(AIM OF THE EXERCISE):
Without including any images, repeat the data exactly.

(ENTRIES PROVIDED):
begin
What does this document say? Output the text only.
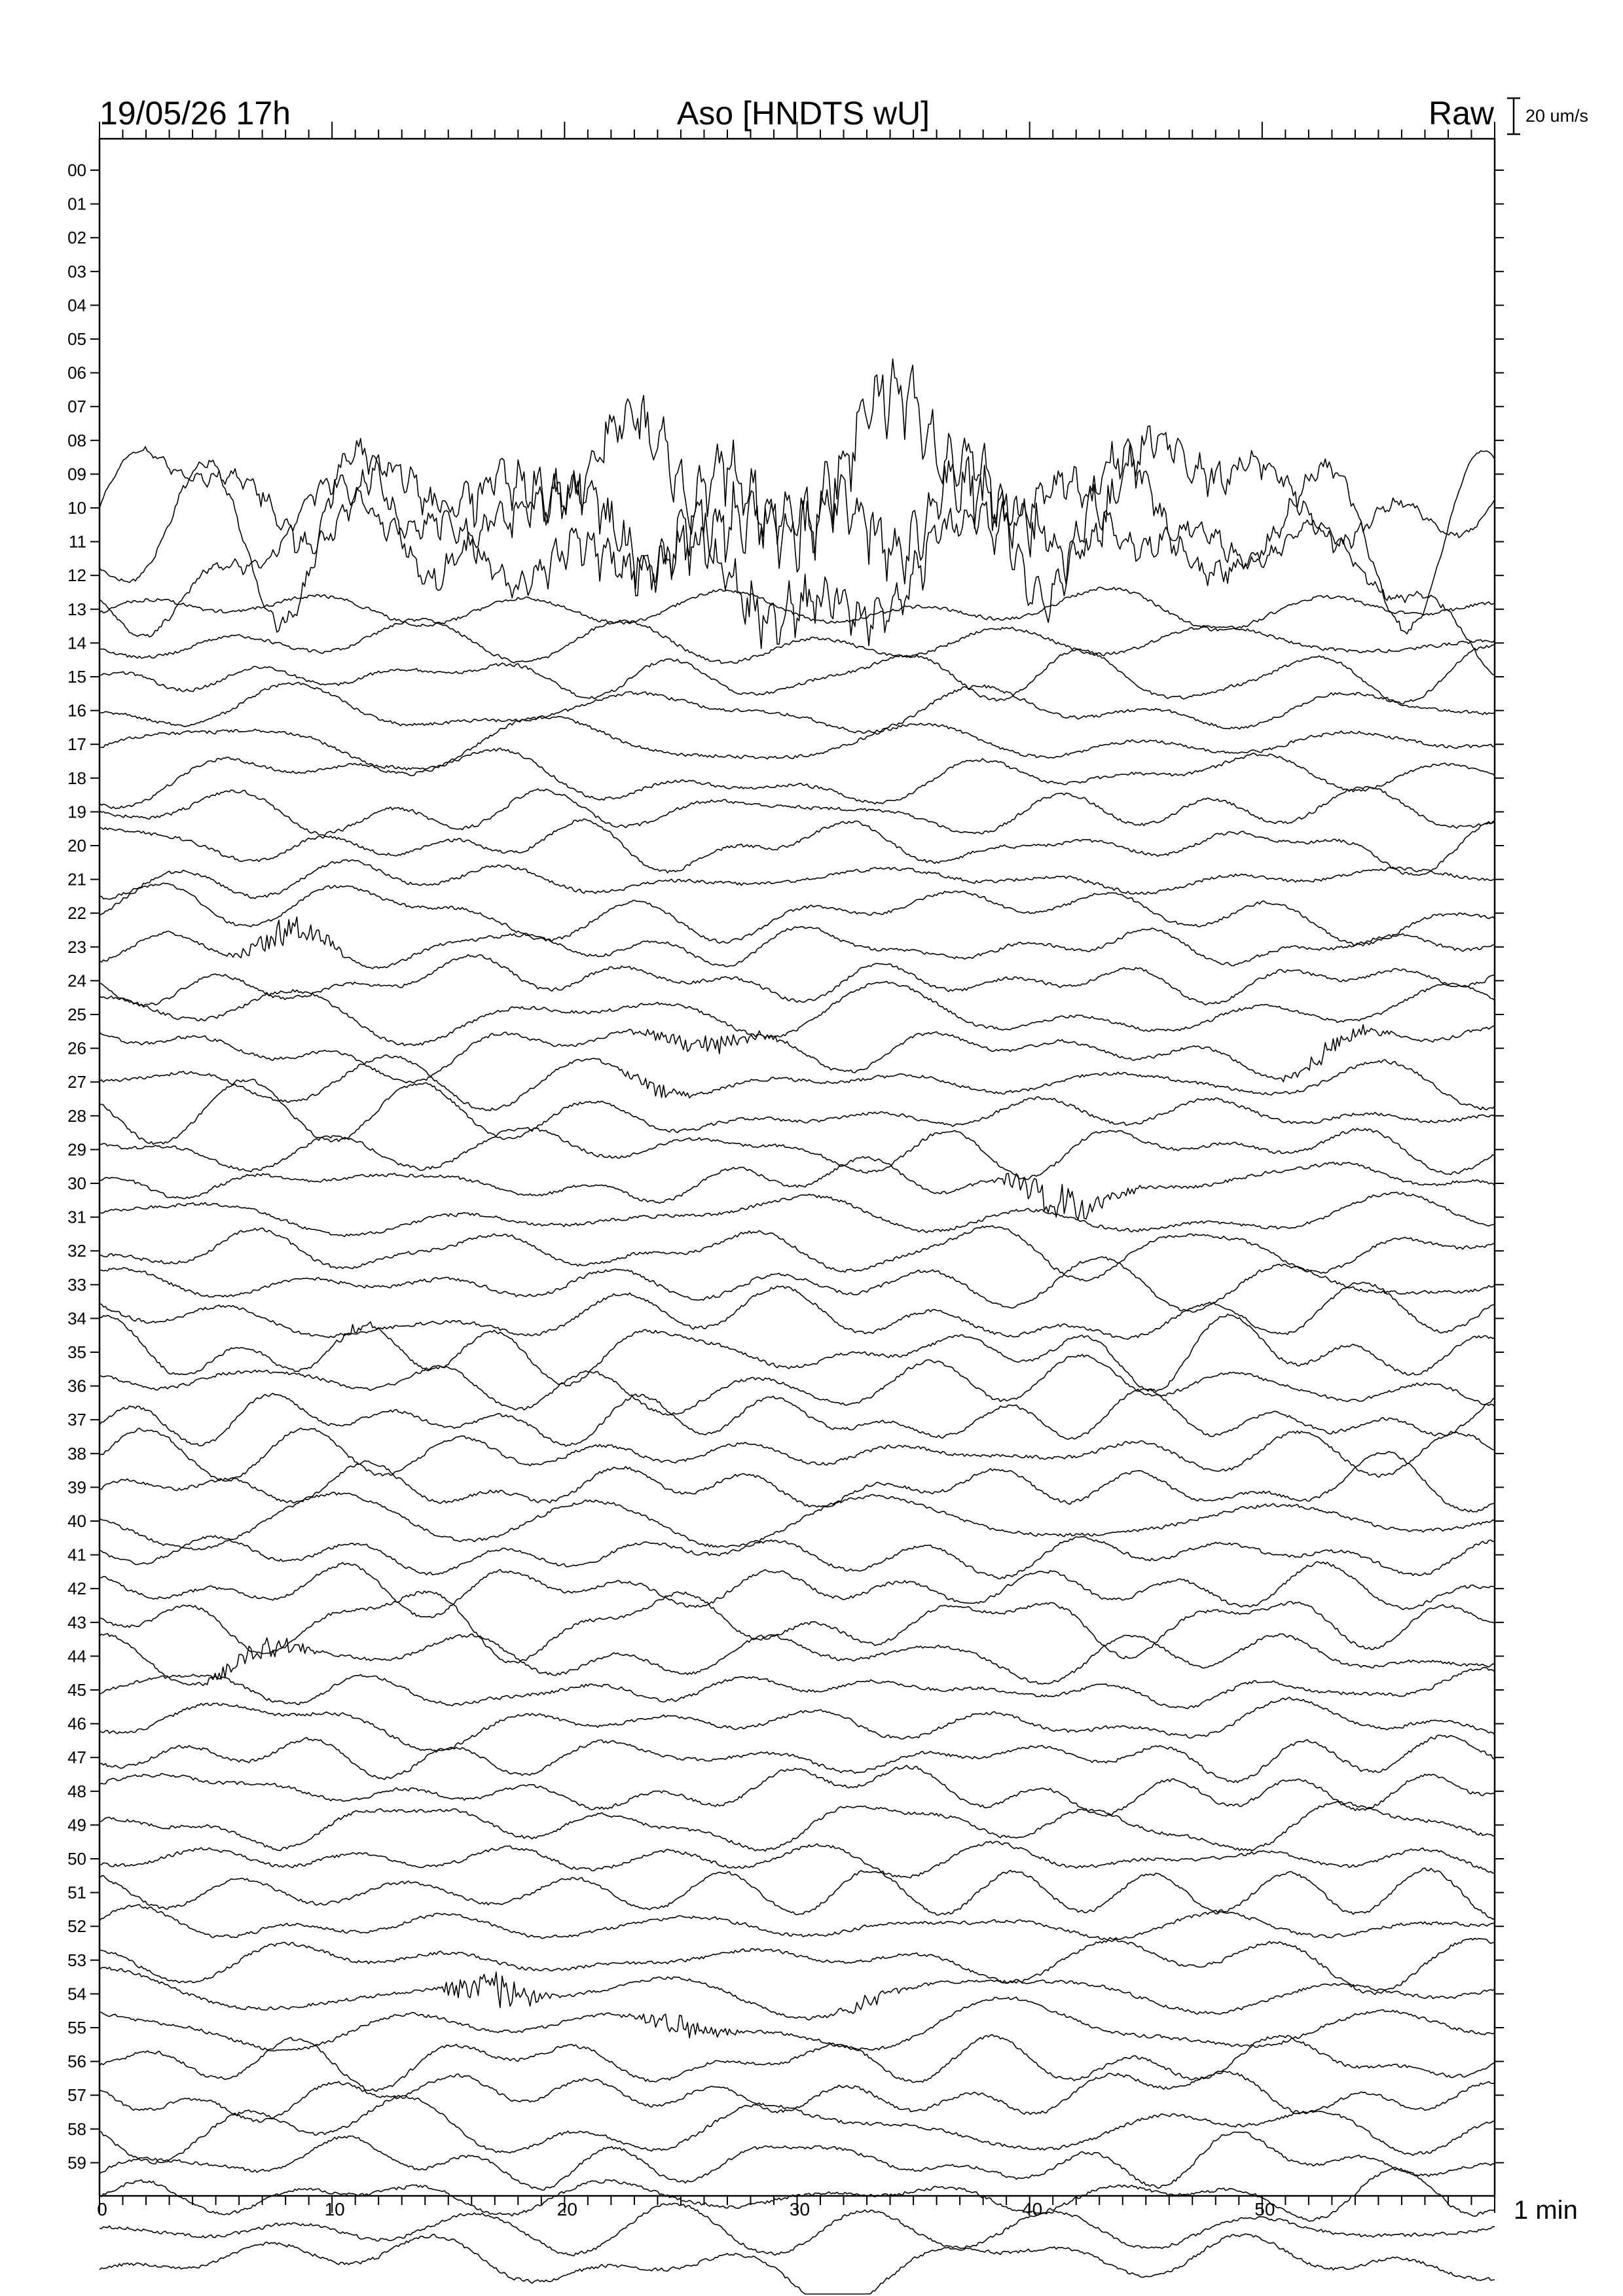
19/05/26 17h	Aso [HNDTS wU]	Raw 20 um/s
00
01
02
03
04
05
06
07
08
09
10
11
12
13
14
15
16
17
18
19
20
21
22
23
24
25
26
27
28
29
30
31
32
33
34
35
36
37
38
39
40
41
42
43
44
45
46
47
48
49
50
51
52
53
54
55
56
57
58
59
0	10	20	30	40	50	1 min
end
(RESPONSE TO THIS TASK):
What does this document say? Output the text only.
19/05/26 17h	Aso [HNDTS wU]	Raw 20 um/s
00
01
02
03
04
05
06
07
08
09
10
11
12
13
14
15
16
17
18
19
20
21
22
23
24
25
26
27
28
29
30
31
32
33
34
35
36
37
38
39
40
41
42
43
44
45
46
47
48
49
50
51
52
53
54
55
56
57
58
59
0	10	20	30	40	50	1 min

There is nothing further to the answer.